**STATED GOAL**.
Using the material that follows, identify and copy each line with the string "tarification".

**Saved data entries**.
........
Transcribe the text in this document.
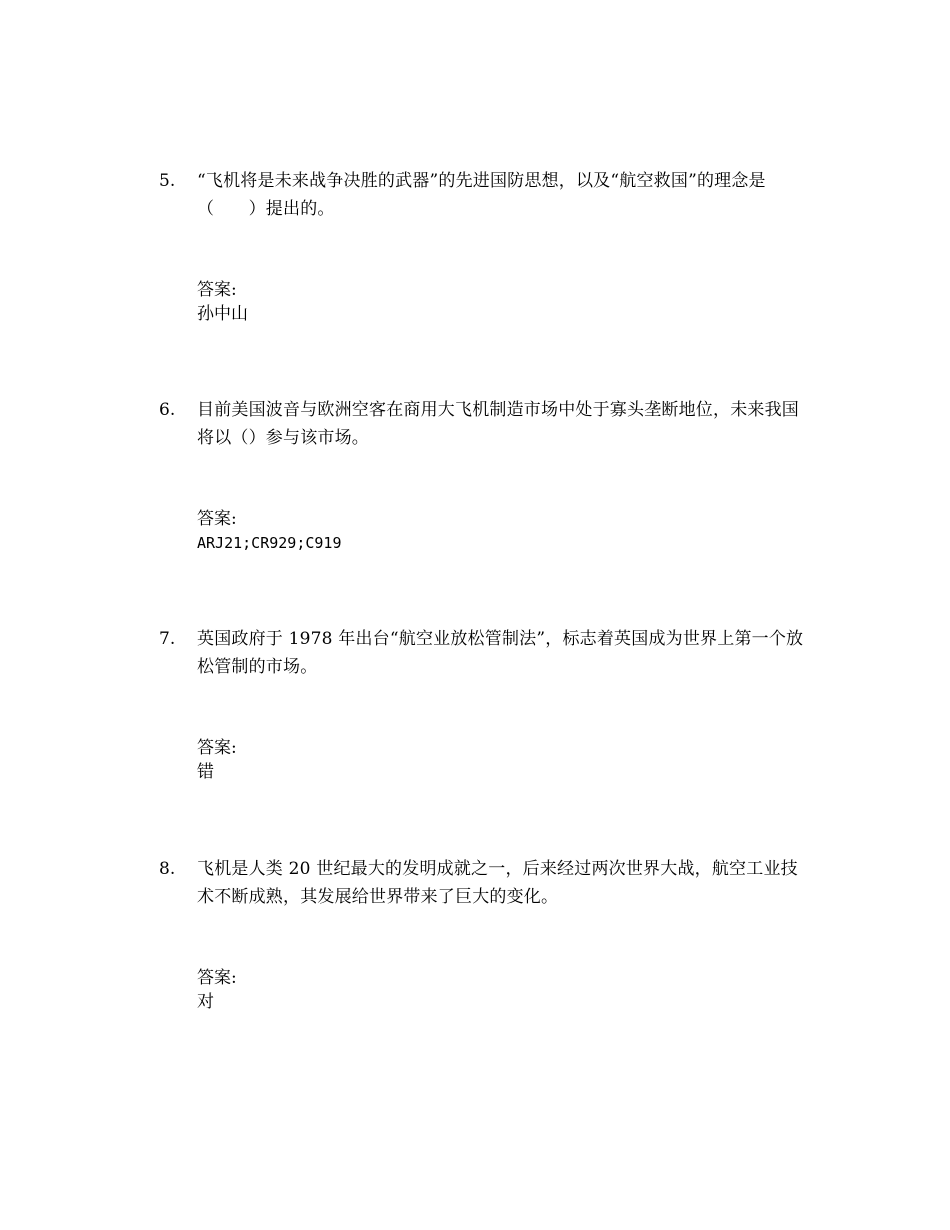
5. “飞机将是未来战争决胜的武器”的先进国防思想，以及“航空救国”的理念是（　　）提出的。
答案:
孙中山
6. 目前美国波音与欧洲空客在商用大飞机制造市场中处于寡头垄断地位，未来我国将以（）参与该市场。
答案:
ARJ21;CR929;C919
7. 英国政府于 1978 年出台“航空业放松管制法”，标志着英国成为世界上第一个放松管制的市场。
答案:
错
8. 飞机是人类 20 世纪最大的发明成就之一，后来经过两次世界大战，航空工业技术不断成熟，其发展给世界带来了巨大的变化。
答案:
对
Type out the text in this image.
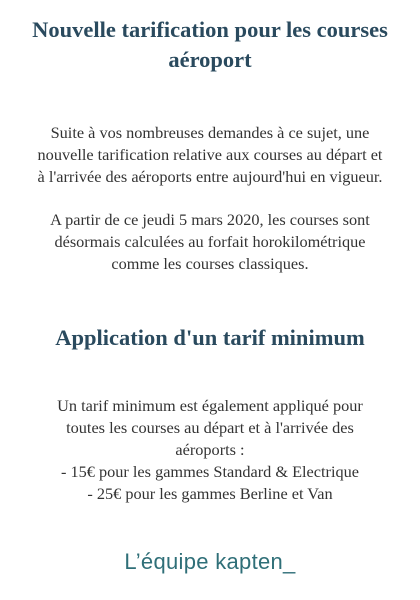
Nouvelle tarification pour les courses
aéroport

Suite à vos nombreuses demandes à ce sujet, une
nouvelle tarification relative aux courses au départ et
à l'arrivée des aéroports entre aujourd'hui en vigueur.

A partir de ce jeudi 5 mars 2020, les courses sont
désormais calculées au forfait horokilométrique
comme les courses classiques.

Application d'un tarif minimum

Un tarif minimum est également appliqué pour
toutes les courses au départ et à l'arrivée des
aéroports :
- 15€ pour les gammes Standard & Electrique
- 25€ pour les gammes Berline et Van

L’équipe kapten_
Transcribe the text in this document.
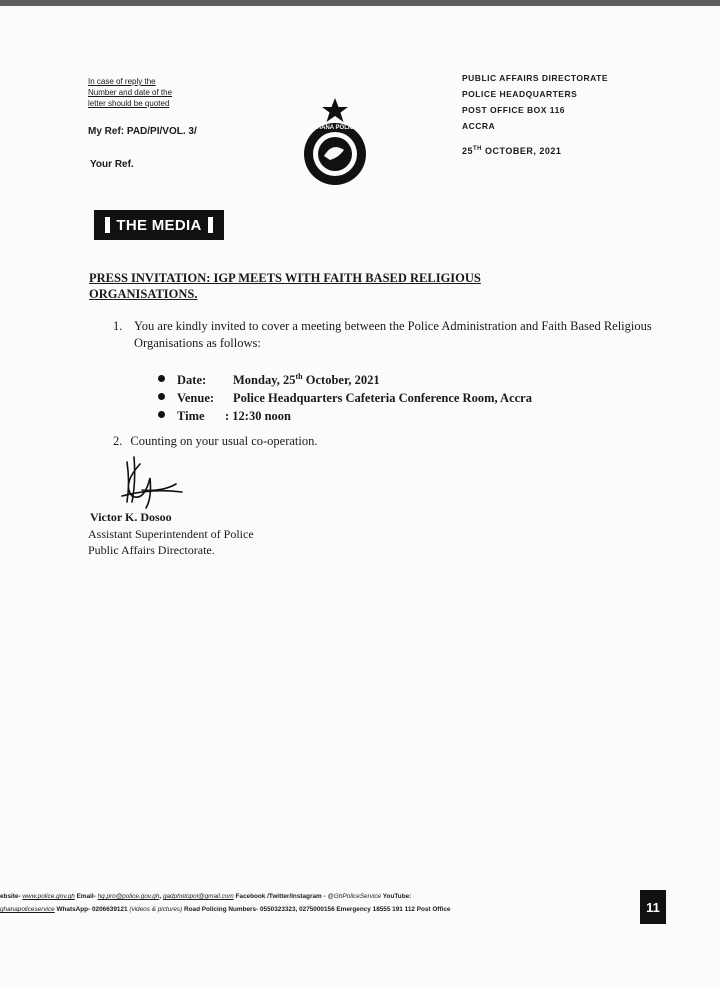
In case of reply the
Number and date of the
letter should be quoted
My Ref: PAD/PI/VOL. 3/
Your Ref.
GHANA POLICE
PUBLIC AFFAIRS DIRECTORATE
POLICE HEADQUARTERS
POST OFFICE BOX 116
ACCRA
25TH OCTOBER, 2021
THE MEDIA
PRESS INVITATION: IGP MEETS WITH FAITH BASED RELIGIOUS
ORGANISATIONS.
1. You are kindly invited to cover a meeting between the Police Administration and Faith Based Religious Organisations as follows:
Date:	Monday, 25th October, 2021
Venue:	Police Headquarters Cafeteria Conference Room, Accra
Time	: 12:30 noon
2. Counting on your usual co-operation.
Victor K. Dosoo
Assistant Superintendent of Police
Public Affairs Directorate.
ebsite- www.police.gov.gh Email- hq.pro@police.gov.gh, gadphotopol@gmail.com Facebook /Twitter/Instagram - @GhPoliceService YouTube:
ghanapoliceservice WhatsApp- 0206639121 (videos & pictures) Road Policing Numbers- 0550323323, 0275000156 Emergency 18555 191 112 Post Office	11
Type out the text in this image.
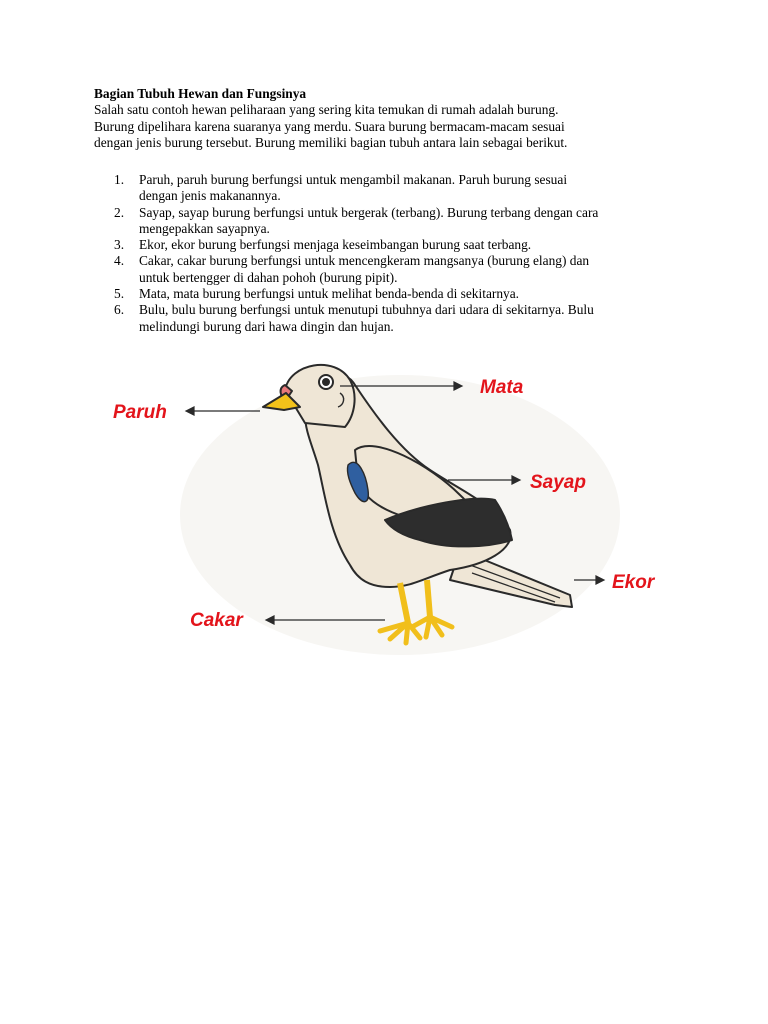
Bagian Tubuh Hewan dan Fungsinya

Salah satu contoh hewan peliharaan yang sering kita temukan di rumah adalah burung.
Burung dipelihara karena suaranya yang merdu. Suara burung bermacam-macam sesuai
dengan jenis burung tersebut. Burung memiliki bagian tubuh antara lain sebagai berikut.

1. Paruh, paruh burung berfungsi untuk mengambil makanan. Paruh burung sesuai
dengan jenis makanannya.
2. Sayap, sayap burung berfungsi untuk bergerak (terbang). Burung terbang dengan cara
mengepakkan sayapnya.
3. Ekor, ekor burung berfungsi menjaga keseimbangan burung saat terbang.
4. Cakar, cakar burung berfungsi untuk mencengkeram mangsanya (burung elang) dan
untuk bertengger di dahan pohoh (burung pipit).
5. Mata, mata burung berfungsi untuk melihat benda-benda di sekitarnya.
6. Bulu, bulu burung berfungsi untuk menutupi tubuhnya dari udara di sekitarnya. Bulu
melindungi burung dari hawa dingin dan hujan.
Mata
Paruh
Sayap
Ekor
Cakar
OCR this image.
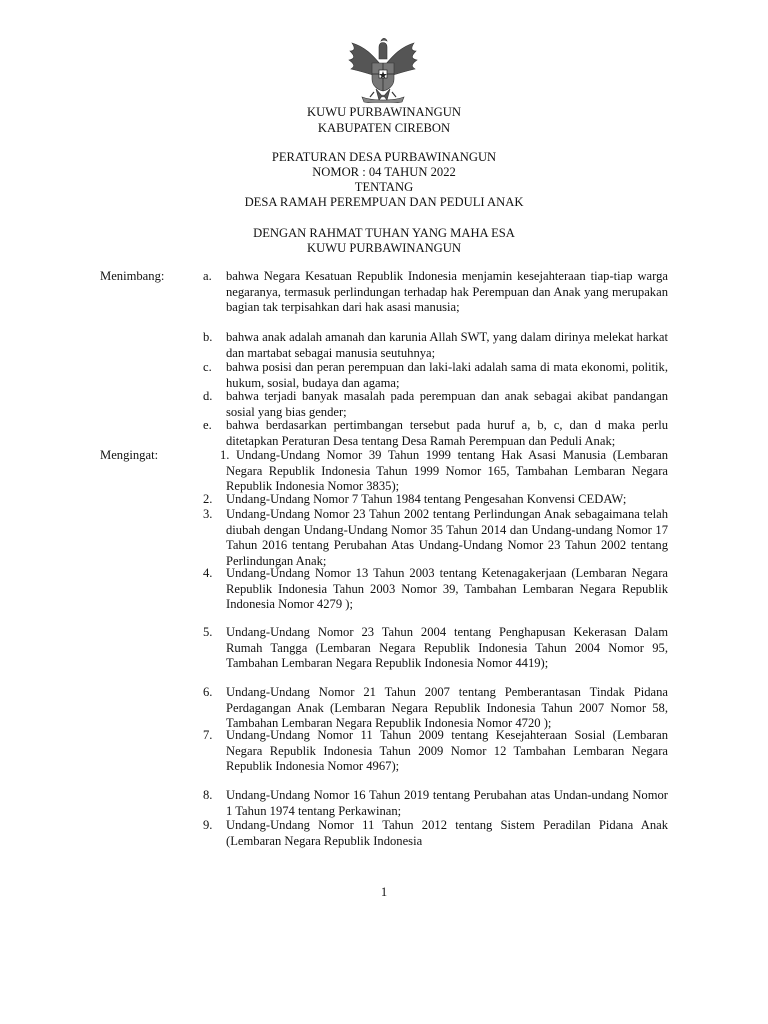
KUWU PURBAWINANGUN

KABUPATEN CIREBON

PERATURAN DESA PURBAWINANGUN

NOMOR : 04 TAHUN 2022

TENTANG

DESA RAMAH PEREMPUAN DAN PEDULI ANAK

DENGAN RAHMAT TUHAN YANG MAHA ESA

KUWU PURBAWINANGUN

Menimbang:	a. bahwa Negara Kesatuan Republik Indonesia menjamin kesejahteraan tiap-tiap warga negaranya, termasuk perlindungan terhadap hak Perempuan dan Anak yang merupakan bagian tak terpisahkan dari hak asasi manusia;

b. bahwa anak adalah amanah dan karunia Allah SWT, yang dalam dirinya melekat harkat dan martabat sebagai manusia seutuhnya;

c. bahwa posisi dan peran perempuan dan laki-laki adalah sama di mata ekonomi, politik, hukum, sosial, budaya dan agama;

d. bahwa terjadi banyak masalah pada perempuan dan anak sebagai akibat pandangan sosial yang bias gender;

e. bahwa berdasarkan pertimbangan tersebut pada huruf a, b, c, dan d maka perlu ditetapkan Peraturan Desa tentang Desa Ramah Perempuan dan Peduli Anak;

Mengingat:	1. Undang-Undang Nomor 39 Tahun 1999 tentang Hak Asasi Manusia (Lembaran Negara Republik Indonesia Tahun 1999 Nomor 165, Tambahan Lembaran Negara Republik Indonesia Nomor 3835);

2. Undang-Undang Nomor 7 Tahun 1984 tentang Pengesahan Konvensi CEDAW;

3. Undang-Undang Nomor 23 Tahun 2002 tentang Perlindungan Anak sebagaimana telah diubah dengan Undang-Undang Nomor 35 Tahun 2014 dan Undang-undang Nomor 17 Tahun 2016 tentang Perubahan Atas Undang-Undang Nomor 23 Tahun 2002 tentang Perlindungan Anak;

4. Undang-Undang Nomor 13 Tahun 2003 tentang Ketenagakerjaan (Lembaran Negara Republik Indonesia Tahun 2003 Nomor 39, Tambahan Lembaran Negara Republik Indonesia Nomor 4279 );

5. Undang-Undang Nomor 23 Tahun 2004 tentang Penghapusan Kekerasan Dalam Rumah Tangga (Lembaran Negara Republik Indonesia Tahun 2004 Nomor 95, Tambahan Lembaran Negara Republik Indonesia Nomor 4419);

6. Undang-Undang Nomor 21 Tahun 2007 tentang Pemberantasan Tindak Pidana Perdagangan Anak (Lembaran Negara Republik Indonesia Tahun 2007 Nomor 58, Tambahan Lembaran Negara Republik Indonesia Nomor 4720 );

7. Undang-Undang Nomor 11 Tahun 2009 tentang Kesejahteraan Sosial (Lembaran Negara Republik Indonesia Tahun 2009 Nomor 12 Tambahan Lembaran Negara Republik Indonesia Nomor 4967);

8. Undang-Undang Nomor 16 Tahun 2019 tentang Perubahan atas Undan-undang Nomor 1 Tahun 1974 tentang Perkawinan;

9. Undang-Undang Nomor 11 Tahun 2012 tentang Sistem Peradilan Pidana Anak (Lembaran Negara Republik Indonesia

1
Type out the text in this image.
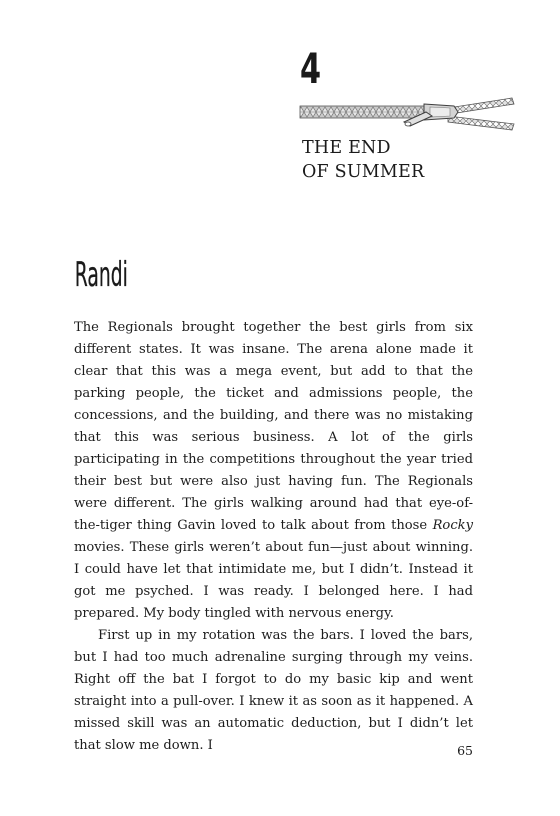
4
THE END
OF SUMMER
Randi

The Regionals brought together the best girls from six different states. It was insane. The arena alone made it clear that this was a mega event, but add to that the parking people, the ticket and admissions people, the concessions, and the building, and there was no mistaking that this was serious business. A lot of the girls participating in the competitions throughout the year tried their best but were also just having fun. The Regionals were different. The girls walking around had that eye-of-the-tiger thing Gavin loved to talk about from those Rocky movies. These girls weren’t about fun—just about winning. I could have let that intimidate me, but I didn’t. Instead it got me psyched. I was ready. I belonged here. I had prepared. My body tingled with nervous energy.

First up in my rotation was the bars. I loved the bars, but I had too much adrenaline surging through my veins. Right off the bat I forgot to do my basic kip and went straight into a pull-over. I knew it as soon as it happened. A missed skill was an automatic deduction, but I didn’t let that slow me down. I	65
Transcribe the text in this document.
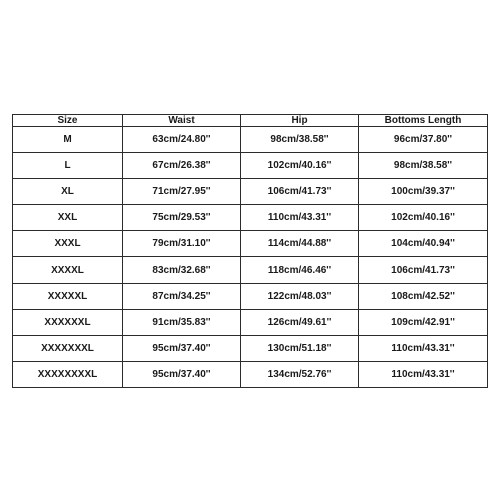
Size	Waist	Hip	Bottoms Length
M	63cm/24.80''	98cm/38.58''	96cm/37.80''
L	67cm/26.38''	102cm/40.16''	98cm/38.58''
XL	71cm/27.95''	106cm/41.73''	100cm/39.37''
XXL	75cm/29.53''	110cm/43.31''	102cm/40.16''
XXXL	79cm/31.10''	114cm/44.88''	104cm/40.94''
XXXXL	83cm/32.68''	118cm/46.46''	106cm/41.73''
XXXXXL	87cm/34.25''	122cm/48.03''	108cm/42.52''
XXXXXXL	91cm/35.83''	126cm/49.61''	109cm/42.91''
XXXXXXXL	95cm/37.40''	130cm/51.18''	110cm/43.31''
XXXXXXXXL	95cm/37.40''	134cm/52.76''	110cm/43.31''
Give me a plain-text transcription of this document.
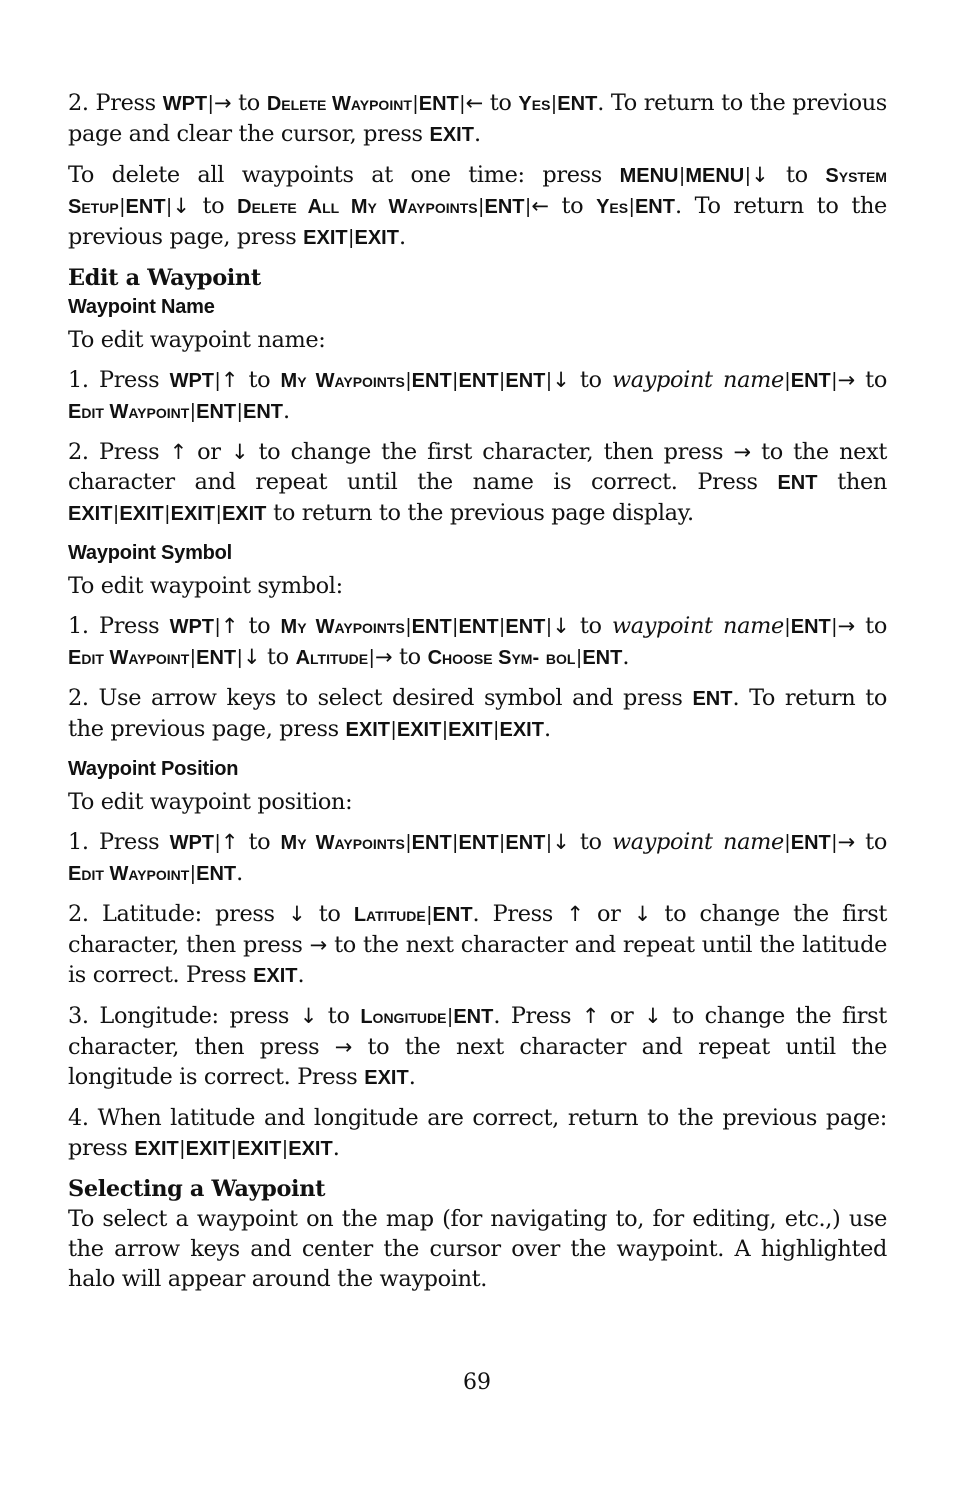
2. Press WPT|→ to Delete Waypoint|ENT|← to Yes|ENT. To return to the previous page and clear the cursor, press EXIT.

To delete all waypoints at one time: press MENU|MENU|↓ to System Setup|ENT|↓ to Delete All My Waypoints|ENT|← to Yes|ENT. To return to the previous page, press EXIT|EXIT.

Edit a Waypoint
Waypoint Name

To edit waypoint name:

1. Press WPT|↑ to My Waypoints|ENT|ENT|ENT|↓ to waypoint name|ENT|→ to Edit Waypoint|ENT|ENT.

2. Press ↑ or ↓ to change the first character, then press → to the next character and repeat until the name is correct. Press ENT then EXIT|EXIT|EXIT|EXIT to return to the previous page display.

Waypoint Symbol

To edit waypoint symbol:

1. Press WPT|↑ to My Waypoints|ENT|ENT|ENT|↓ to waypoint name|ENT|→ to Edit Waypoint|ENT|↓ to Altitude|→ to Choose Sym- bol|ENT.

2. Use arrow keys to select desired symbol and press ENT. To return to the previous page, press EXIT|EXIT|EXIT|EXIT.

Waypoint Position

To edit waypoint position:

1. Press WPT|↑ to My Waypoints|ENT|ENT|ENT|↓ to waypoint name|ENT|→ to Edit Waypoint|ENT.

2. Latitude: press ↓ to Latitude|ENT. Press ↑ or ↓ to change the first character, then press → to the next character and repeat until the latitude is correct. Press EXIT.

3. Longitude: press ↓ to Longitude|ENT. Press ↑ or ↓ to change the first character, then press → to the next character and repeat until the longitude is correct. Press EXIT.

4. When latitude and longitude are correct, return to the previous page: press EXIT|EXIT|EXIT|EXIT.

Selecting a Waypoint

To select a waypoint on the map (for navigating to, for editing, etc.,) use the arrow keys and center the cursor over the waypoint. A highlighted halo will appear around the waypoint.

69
........
**TASK SOLUTION**.
Nouvelle tarification pour les courses
nouvelle tarification relative aux courses au départ et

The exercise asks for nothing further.